◆ Data supplied:
- - -

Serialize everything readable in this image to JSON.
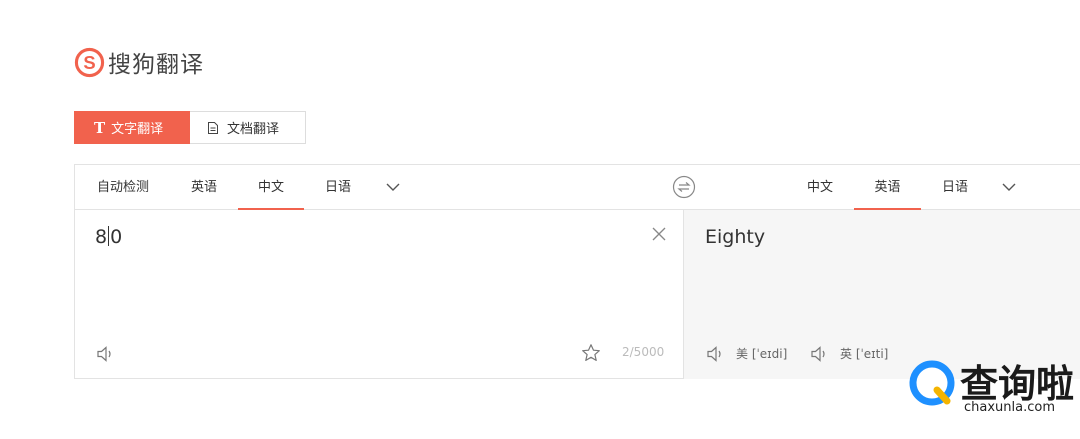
{
  "logo": {
    "text": "搜狗翻译",
    "icon": "sogou-s-logo",
    "brand_color": "#f1624d"
  },
  "mode_tabs": [
    {
      "label": "文字翻译",
      "icon": "text-t-icon",
      "active": true
    },
    {
      "label": "文档翻译",
      "icon": "document-icon",
      "active": false
    }
  ],
  "source_langs": [
    {
      "label": "自动检测",
      "active": false
    },
    {
      "label": "英语",
      "active": false
    },
    {
      "label": "中文",
      "active": true
    },
    {
      "label": "日语",
      "active": false
    }
  ],
  "target_langs": [
    {
      "label": "中文",
      "active": false
    },
    {
      "label": "英语",
      "active": true
    },
    {
      "label": "日语",
      "active": false
    }
  ],
  "source": {
    "text_before_caret": "8",
    "text_after_caret": "0",
    "char_count": "2/5000"
  },
  "target": {
    "text": "Eighty",
    "phonetics": [
      {
        "label": "美 [ˈeɪdi]"
      },
      {
        "label": "英 [ˈeɪti]"
      }
    ]
  },
  "watermark": {
    "title": "查询啦",
    "url": "chaxunla.com",
    "color": "#1e90ff"
  },
  "colors": {
    "accent": "#f1624d",
    "border": "#e3e3e3",
    "target_bg": "#f6f6f6",
    "muted": "#bbbbbb"
  }
}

- - -

◆ What you have to do: Reproduce the whole listing above word for word, but not its pictures.

◆ Correct answer:
Serialize everything readable in this image to JSON.
{
  "logo": {
    "text": "搜狗翻译",
    "icon": "sogou-s-logo",
    "brand_color": "#f1624d"
  },
  "mode_tabs": [
    {
      "label": "文字翻译",
      "icon": "text-t-icon",
      "active": true
    },
    {
      "label": "文档翻译",
      "icon": "document-icon",
      "active": false
    }
  ],
  "source_langs": [
    {
      "label": "自动检测",
      "active": false
    },
    {
      "label": "英语",
      "active": false
    },
    {
      "label": "中文",
      "active": true
    },
    {
      "label": "日语",
      "active": false
    }
  ],
  "target_langs": [
    {
      "label": "中文",
      "active": false
    },
    {
      "label": "英语",
      "active": true
    },
    {
      "label": "日语",
      "active": false
    }
  ],
  "source": {
    "text_before_caret": "8",
    "text_after_caret": "0",
    "char_count": "2/5000"
  },
  "target": {
    "text": "Eighty",
    "phonetics": [
      {
        "label": "美 [ˈeɪdi]"
      },
      {
        "label": "英 [ˈeɪti]"
      }
    ]
  },
  "watermark": {
    "title": "查询啦",
    "url": "chaxunla.com",
    "color": "#1e90ff"
  },
  "colors": {
    "accent": "#f1624d",
    "border": "#e3e3e3",
    "target_bg": "#f6f6f6",
    "muted": "#bbbbbb"
  }
}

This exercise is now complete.